** START **

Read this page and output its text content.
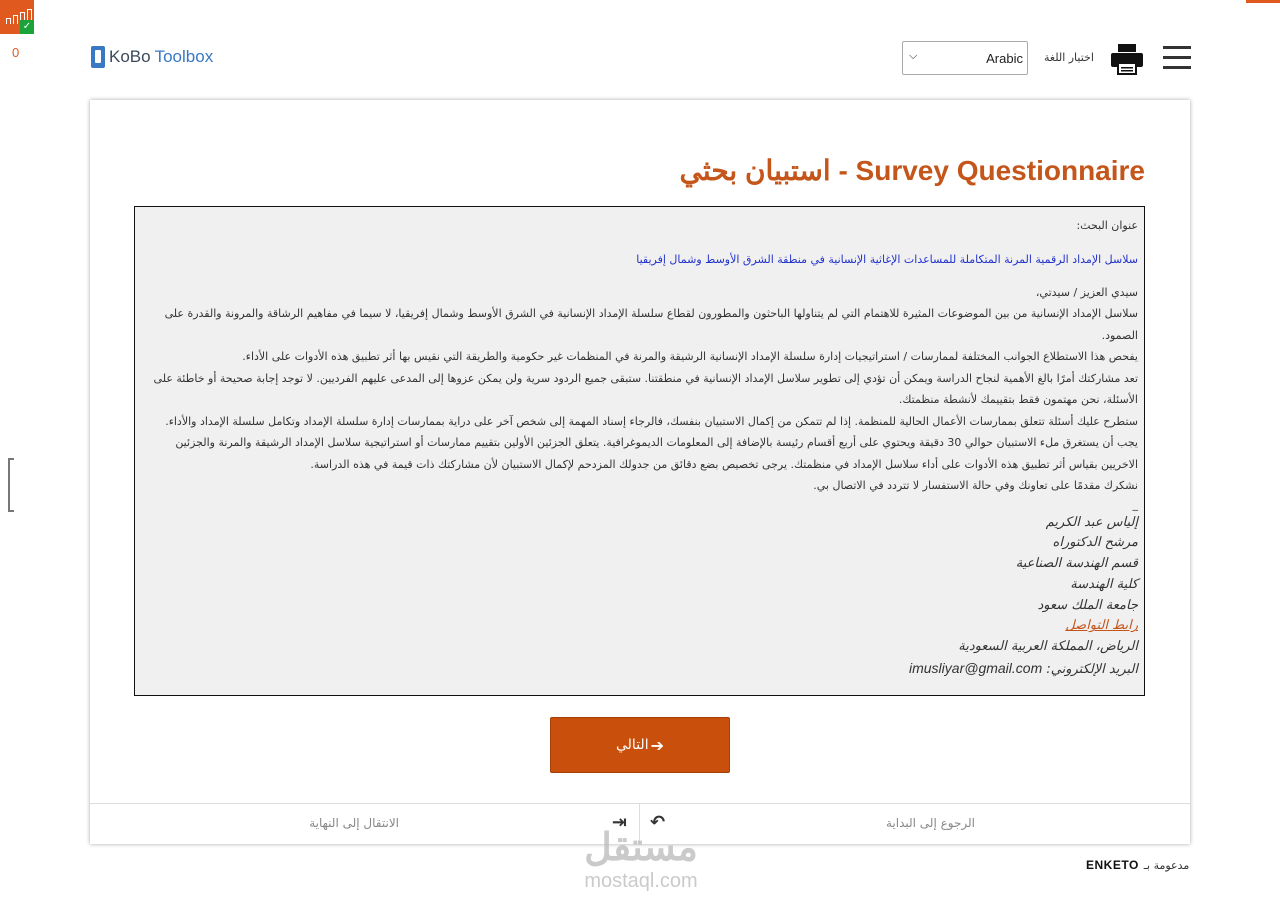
✓
0	KoBo Toolbox	⌵	Arabic اختيار اللغة
استبيان بحثي - Survey Questionnaire

عنوان البحث:

سلاسل الإمداد الرقمية المرنة المتكاملة للمساعدات الإغاثية الإنسانية في منطقة الشرق الأوسط وشمال إفريقيا

سيدي العزيز / سيدتي،

سلاسل الإمداد الإنسانية من بين الموضوعات المثيرة للاهتمام التي لم يتناولها الباحثون والمطورون لقطاع سلسلة الإمداد الإنسانية في الشرق الأوسط وشمال إفريقيا، لا سيما في مفاهيم الرشاقة والمرونة والقدرة على الصمود.

يفحص هذا الاستطلاع الجوانب المختلفة لممارسات / استراتيجيات إدارة سلسلة الإمداد الإنسانية الرشيقة والمرنة في المنظمات غير حكومية والطريقة التي نقيس بها أثر تطبيق هذه الأدوات على الأداء.

تعد مشاركتك أمرًا بالغ الأهمية لنجاح الدراسة ويمكن أن تؤدي إلى تطوير سلاسل الإمداد الإنسانية في منطقتنا. ستبقى جميع الردود سرية ولن يمكن عزوها إلى المدعى عليهم الفرديين. لا توجد إجابة صحيحة أو خاطئة على الأسئلة، نحن مهتمون فقط بتقييمك لأنشطة منظمتك.

ستطرح عليك أسئلة تتعلق بممارسات الأعمال الحالية للمنظمة. إذا لم تتمكن من إكمال الاستبيان بنفسك، فالرجاء إسناد المهمة إلى شخص آخر على دراية بممارسات إدارة سلسلة الإمداد وتكامل سلسلة الإمداد والأداء. يجب أن يستغرق ملء الاستبيان حوالي 30 دقيقة ويحتوي على أربع أقسام رئيسة بالإضافة إلى المعلومات الديموغرافية. يتعلق الجزئين الأولين بتقييم ممارسات أو استراتيجية سلاسل الإمداد الرشيقة والمرنة والجزئين الاخريين بقياس أثر تطبيق هذه الأدوات على أداء سلاسل الإمداد في منظمتك. يرجى تخصيص بضع دقائق من جدولك المزدحم لإكمال الاستبيان لأن مشاركتك ذات قيمة في هذه الدراسة.

نشكرك مقدمًا على تعاونك وفي حالة الاستفسار لا تتردد في الاتصال بي.

_

إلياس عبد الكريم

مرشح الدكتوراه

قسم الهندسة الصناعية

كلية الهندسة

جامعة الملك سعود

رابط التواصل

الرياض، المملكة العربية السعودية

البريد الإلكتروني: imusliyar@gmail.com

➔
التالي
الانتقال إلى النهاية	⇥ ↶	الرجوع إلى البداية
مستقل
mostaql.com
ENKETO مدعومة بـ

** END **

• PROBLEM TO SOLVE: Reproduce each entry precisely, dropping only the pictures.

• RESULT OF THE EXERCISE:
Read this page and output its text content.
✓
0	KoBo Toolbox	⌵	Arabic اختيار اللغة
استبيان بحثي - Survey Questionnaire

عنوان البحث:

سلاسل الإمداد الرقمية المرنة المتكاملة للمساعدات الإغاثية الإنسانية في منطقة الشرق الأوسط وشمال إفريقيا

سيدي العزيز / سيدتي،

سلاسل الإمداد الإنسانية من بين الموضوعات المثيرة للاهتمام التي لم يتناولها الباحثون والمطورون لقطاع سلسلة الإمداد الإنسانية في الشرق الأوسط وشمال إفريقيا، لا سيما في مفاهيم الرشاقة والمرونة والقدرة على الصمود.

يفحص هذا الاستطلاع الجوانب المختلفة لممارسات / استراتيجيات إدارة سلسلة الإمداد الإنسانية الرشيقة والمرنة في المنظمات غير حكومية والطريقة التي نقيس بها أثر تطبيق هذه الأدوات على الأداء.

تعد مشاركتك أمرًا بالغ الأهمية لنجاح الدراسة ويمكن أن تؤدي إلى تطوير سلاسل الإمداد الإنسانية في منطقتنا. ستبقى جميع الردود سرية ولن يمكن عزوها إلى المدعى عليهم الفرديين. لا توجد إجابة صحيحة أو خاطئة على الأسئلة، نحن مهتمون فقط بتقييمك لأنشطة منظمتك.

ستطرح عليك أسئلة تتعلق بممارسات الأعمال الحالية للمنظمة. إذا لم تتمكن من إكمال الاستبيان بنفسك، فالرجاء إسناد المهمة إلى شخص آخر على دراية بممارسات إدارة سلسلة الإمداد وتكامل سلسلة الإمداد والأداء. يجب أن يستغرق ملء الاستبيان حوالي 30 دقيقة ويحتوي على أربع أقسام رئيسة بالإضافة إلى المعلومات الديموغرافية. يتعلق الجزئين الأولين بتقييم ممارسات أو استراتيجية سلاسل الإمداد الرشيقة والمرنة والجزئين الاخريين بقياس أثر تطبيق هذه الأدوات على أداء سلاسل الإمداد في منظمتك. يرجى تخصيص بضع دقائق من جدولك المزدحم لإكمال الاستبيان لأن مشاركتك ذات قيمة في هذه الدراسة.

نشكرك مقدمًا على تعاونك وفي حالة الاستفسار لا تتردد في الاتصال بي.

_

إلياس عبد الكريم

مرشح الدكتوراه

قسم الهندسة الصناعية

كلية الهندسة

جامعة الملك سعود

رابط التواصل

الرياض، المملكة العربية السعودية

البريد الإلكتروني: imusliyar@gmail.com

➔
التالي
الانتقال إلى النهاية	⇥ ↶	الرجوع إلى البداية
مستقل
mostaql.com
ENKETO مدعومة بـ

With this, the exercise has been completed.